* start *

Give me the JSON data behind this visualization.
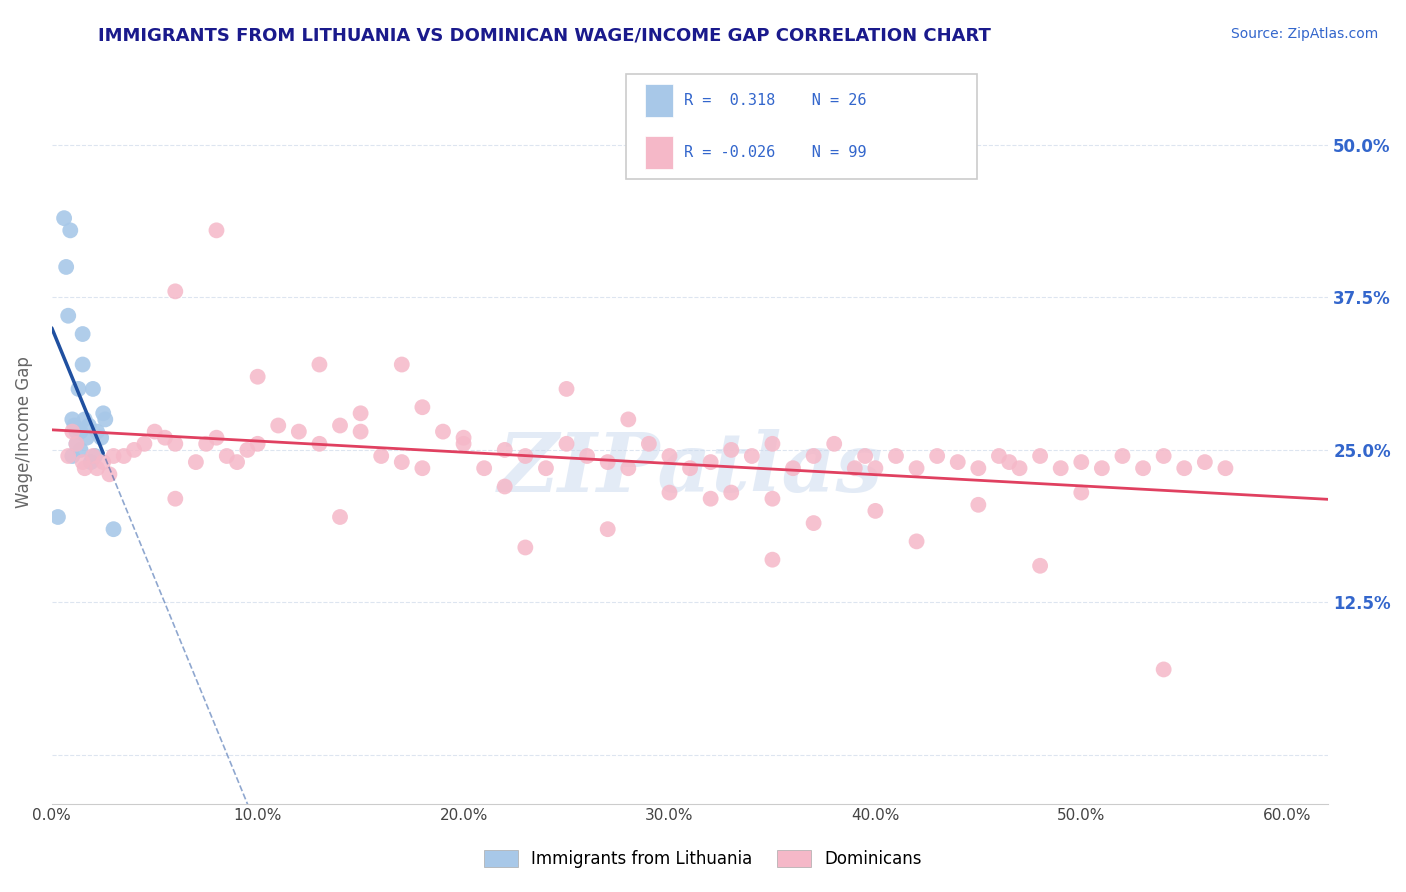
{
  "title": "IMMIGRANTS FROM LITHUANIA VS DOMINICAN WAGE/INCOME GAP CORRELATION CHART",
  "source": "Source: ZipAtlas.com",
  "ylabel": "Wage/Income Gap",
  "ytick_vals": [
    0.0,
    0.125,
    0.25,
    0.375,
    0.5
  ],
  "ytick_labels": [
    "",
    "12.5%",
    "25.0%",
    "37.5%",
    "50.0%"
  ],
  "xtick_vals": [
    0.0,
    0.1,
    0.2,
    0.3,
    0.4,
    0.5,
    0.6
  ],
  "xtick_labels": [
    "0.0%",
    "10.0%",
    "20.0%",
    "30.0%",
    "40.0%",
    "50.0%",
    "60.0%"
  ],
  "xlim": [
    0.0,
    0.62
  ],
  "ylim": [
    -0.04,
    0.57
  ],
  "blue_color": "#a8c8e8",
  "pink_color": "#f5b8c8",
  "trend_blue_color": "#2050a0",
  "trend_pink_color": "#e04060",
  "grid_color": "#dde5f0",
  "title_color": "#1a1a8c",
  "source_color": "#3366cc",
  "axis_label_color": "#666666",
  "right_tick_color": "#3366cc",
  "watermark_color": "#c8d8ee",
  "watermark": "ZIPatlas",
  "legend_r1": "R =  0.318",
  "legend_n1": "N = 26",
  "legend_r2": "R = -0.026",
  "legend_n2": "N = 99",
  "lithuania_x": [
    0.003,
    0.006,
    0.007,
    0.008,
    0.009,
    0.01,
    0.01,
    0.011,
    0.012,
    0.012,
    0.013,
    0.014,
    0.014,
    0.015,
    0.015,
    0.016,
    0.017,
    0.018,
    0.019,
    0.02,
    0.021,
    0.022,
    0.024,
    0.025,
    0.026,
    0.03
  ],
  "lithuania_y": [
    0.195,
    0.44,
    0.4,
    0.36,
    0.43,
    0.275,
    0.245,
    0.27,
    0.265,
    0.255,
    0.3,
    0.265,
    0.25,
    0.345,
    0.32,
    0.275,
    0.26,
    0.27,
    0.24,
    0.3,
    0.245,
    0.265,
    0.26,
    0.28,
    0.275,
    0.185
  ],
  "dominican_x": [
    0.008,
    0.01,
    0.012,
    0.015,
    0.016,
    0.02,
    0.022,
    0.025,
    0.028,
    0.03,
    0.035,
    0.04,
    0.045,
    0.05,
    0.055,
    0.06,
    0.07,
    0.075,
    0.08,
    0.085,
    0.09,
    0.095,
    0.1,
    0.11,
    0.12,
    0.13,
    0.14,
    0.15,
    0.16,
    0.17,
    0.18,
    0.19,
    0.2,
    0.21,
    0.22,
    0.23,
    0.24,
    0.25,
    0.26,
    0.27,
    0.28,
    0.29,
    0.3,
    0.31,
    0.32,
    0.33,
    0.34,
    0.35,
    0.36,
    0.37,
    0.38,
    0.39,
    0.395,
    0.4,
    0.41,
    0.42,
    0.43,
    0.44,
    0.45,
    0.46,
    0.465,
    0.47,
    0.48,
    0.49,
    0.5,
    0.51,
    0.52,
    0.53,
    0.54,
    0.55,
    0.56,
    0.57,
    0.06,
    0.1,
    0.15,
    0.2,
    0.25,
    0.3,
    0.35,
    0.4,
    0.17,
    0.22,
    0.27,
    0.32,
    0.37,
    0.28,
    0.33,
    0.13,
    0.18,
    0.23,
    0.35,
    0.42,
    0.48,
    0.54,
    0.08,
    0.14,
    0.45,
    0.5,
    0.06
  ],
  "dominican_y": [
    0.245,
    0.265,
    0.255,
    0.24,
    0.235,
    0.245,
    0.235,
    0.24,
    0.23,
    0.245,
    0.245,
    0.25,
    0.255,
    0.265,
    0.26,
    0.255,
    0.24,
    0.255,
    0.26,
    0.245,
    0.24,
    0.25,
    0.255,
    0.27,
    0.265,
    0.255,
    0.27,
    0.265,
    0.245,
    0.24,
    0.235,
    0.265,
    0.255,
    0.235,
    0.25,
    0.245,
    0.235,
    0.255,
    0.245,
    0.24,
    0.235,
    0.255,
    0.245,
    0.235,
    0.24,
    0.25,
    0.245,
    0.255,
    0.235,
    0.245,
    0.255,
    0.235,
    0.245,
    0.235,
    0.245,
    0.235,
    0.245,
    0.24,
    0.235,
    0.245,
    0.24,
    0.235,
    0.245,
    0.235,
    0.24,
    0.235,
    0.245,
    0.235,
    0.245,
    0.235,
    0.24,
    0.235,
    0.38,
    0.31,
    0.28,
    0.26,
    0.3,
    0.215,
    0.21,
    0.2,
    0.32,
    0.22,
    0.185,
    0.21,
    0.19,
    0.275,
    0.215,
    0.32,
    0.285,
    0.17,
    0.16,
    0.175,
    0.155,
    0.07,
    0.43,
    0.195,
    0.205,
    0.215,
    0.21
  ]
}
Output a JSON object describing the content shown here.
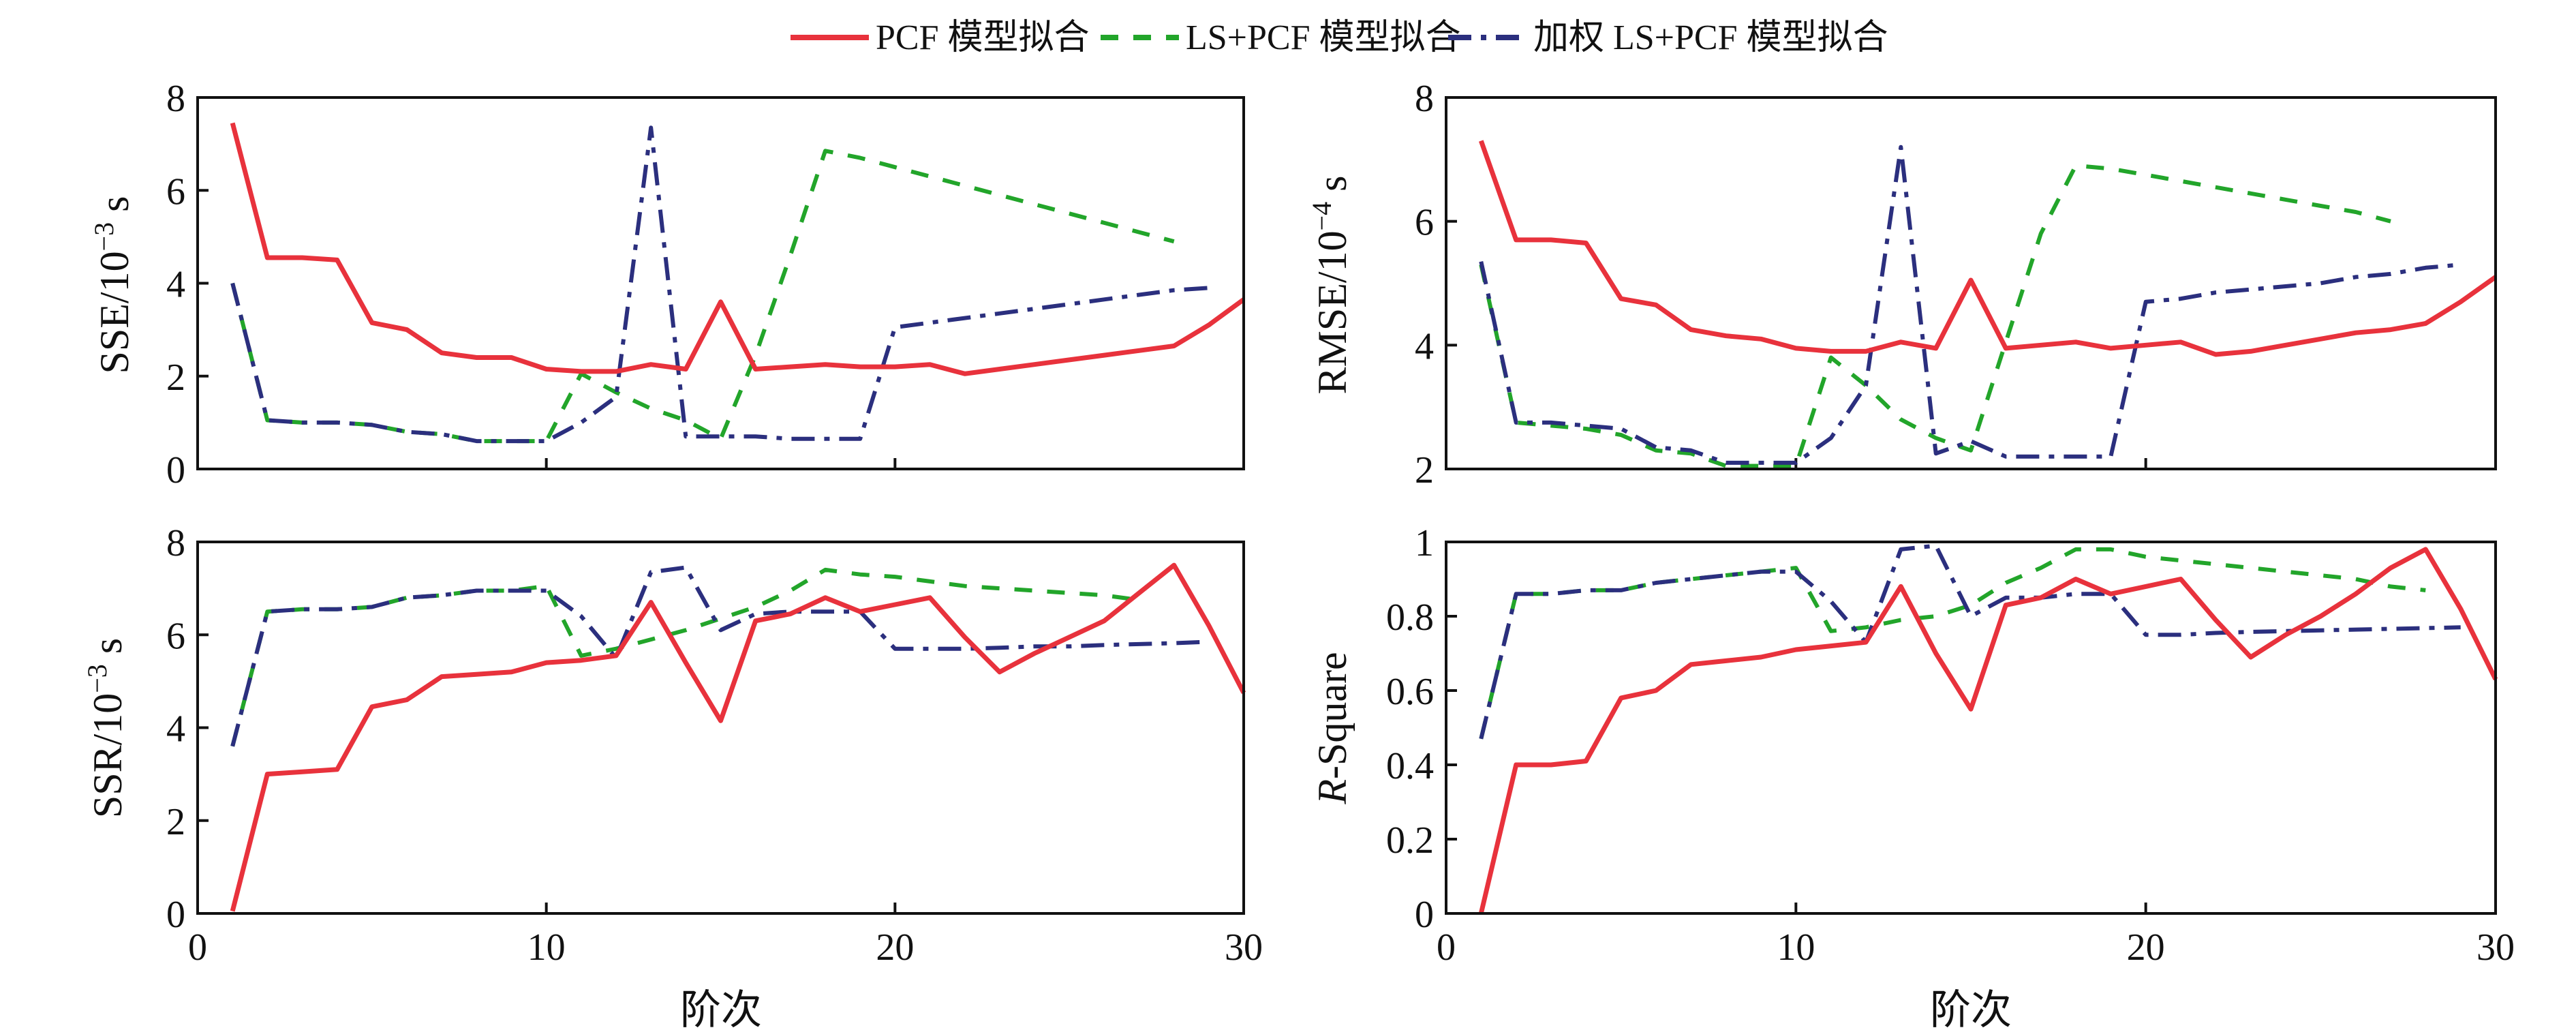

* end *

**What is needed:** Each line of the material must be retyped exactly, except that images are omitted.

**Finished task:**
Give me the JSON data behind this visualization.
{
  "title": "IMMIGRANTS FROM LITHUANIA VS DOMINICAN WAGE/INCOME GAP CORRELATION CHART",
  "source": "Source: ZipAtlas.com",
  "ylabel": "Wage/Income Gap",
  "ytick_vals": [
    0.0,
    0.125,
    0.25,
    0.375,
    0.5
  ],
  "ytick_labels": [
    "",
    "12.5%",
    "25.0%",
    "37.5%",
    "50.0%"
  ],
  "xtick_vals": [
    0.0,
    0.1,
    0.2,
    0.3,
    0.4,
    0.5,
    0.6
  ],
  "xtick_labels": [
    "0.0%",
    "10.0%",
    "20.0%",
    "30.0%",
    "40.0%",
    "50.0%",
    "60.0%"
  ],
  "xlim": [
    0.0,
    0.62
  ],
  "ylim": [
    -0.04,
    0.57
  ],
  "blue_color": "#a8c8e8",
  "pink_color": "#f5b8c8",
  "trend_blue_color": "#2050a0",
  "trend_pink_color": "#e04060",
  "grid_color": "#dde5f0",
  "title_color": "#1a1a8c",
  "source_color": "#3366cc",
  "axis_label_color": "#666666",
  "right_tick_color": "#3366cc",
  "watermark_color": "#c8d8ee",
  "watermark": "ZIPatlas",
  "legend_r1": "R =  0.318",
  "legend_n1": "N = 26",
  "legend_r2": "R = -0.026",
  "legend_n2": "N = 99",
  "lithuania_x": [
    0.003,
    0.006,
    0.007,
    0.008,
    0.009,
    0.01,
    0.01,
    0.011,
    0.012,
    0.012,
    0.013,
    0.014,
    0.014,
    0.015,
    0.015,
    0.016,
    0.017,
    0.018,
    0.019,
    0.02,
    0.021,
    0.022,
    0.024,
    0.025,
    0.026,
    0.03
  ],
  "lithuania_y": [
    0.195,
    0.44,
    0.4,
    0.36,
    0.43,
    0.275,
    0.245,
    0.27,
    0.265,
    0.255,
    0.3,
    0.265,
    0.25,
    0.345,
    0.32,
    0.275,
    0.26,
    0.27,
    0.24,
    0.3,
    0.245,
    0.265,
    0.26,
    0.28,
    0.275,
    0.185
  ],
  "dominican_x": [
    0.008,
    0.01,
    0.012,
    0.015,
    0.016,
    0.02,
    0.022,
    0.025,
    0.028,
    0.03,
    0.035,
    0.04,
    0.045,
    0.05,
    0.055,
    0.06,
    0.07,
    0.075,
    0.08,
    0.085,
    0.09,
    0.095,
    0.1,
    0.11,
    0.12,
    0.13,
    0.14,
    0.15,
    0.16,
    0.17,
    0.18,
    0.19,
    0.2,
    0.21,
    0.22,
    0.23,
    0.24,
    0.25,
    0.26,
    0.27,
    0.28,
    0.29,
    0.3,
    0.31,
    0.32,
    0.33,
    0.34,
    0.35,
    0.36,
    0.37,
    0.38,
    0.39,
    0.395,
    0.4,
    0.41,
    0.42,
    0.43,
    0.44,
    0.45,
    0.46,
    0.465,
    0.47,
    0.48,
    0.49,
    0.5,
    0.51,
    0.52,
    0.53,
    0.54,
    0.55,
    0.56,
    0.57,
    0.06,
    0.1,
    0.15,
    0.2,
    0.25,
    0.3,
    0.35,
    0.4,
    0.17,
    0.22,
    0.27,
    0.32,
    0.37,
    0.28,
    0.33,
    0.13,
    0.18,
    0.23,
    0.35,
    0.42,
    0.48,
    0.54,
    0.08,
    0.14,
    0.45,
    0.5,
    0.06
  ],
  "dominican_y": [
    0.245,
    0.265,
    0.255,
    0.24,
    0.235,
    0.245,
    0.235,
    0.24,
    0.23,
    0.245,
    0.245,
    0.25,
    0.255,
    0.265,
    0.26,
    0.255,
    0.24,
    0.255,
    0.26,
    0.245,
    0.24,
    0.25,
    0.255,
    0.27,
    0.265,
    0.255,
    0.27,
    0.265,
    0.245,
    0.24,
    0.235,
    0.265,
    0.255,
    0.235,
    0.25,
    0.245,
    0.235,
    0.255,
    0.245,
    0.24,
    0.235,
    0.255,
    0.245,
    0.235,
    0.24,
    0.25,
    0.245,
    0.255,
    0.235,
    0.245,
    0.255,
    0.235,
    0.245,
    0.235,
    0.245,
    0.235,
    0.245,
    0.24,
    0.235,
    0.245,
    0.24,
    0.235,
    0.245,
    0.235,
    0.24,
    0.235,
    0.245,
    0.235,
    0.245,
    0.235,
    0.24,
    0.235,
    0.38,
    0.31,
    0.28,
    0.26,
    0.3,
    0.215,
    0.21,
    0.2,
    0.32,
    0.22,
    0.185,
    0.21,
    0.19,
    0.275,
    0.215,
    0.32,
    0.285,
    0.17,
    0.16,
    0.175,
    0.155,
    0.07,
    0.43,
    0.195,
    0.205,
    0.215,
    0.21
  ]
}
Output a JSON object describing the content shown here.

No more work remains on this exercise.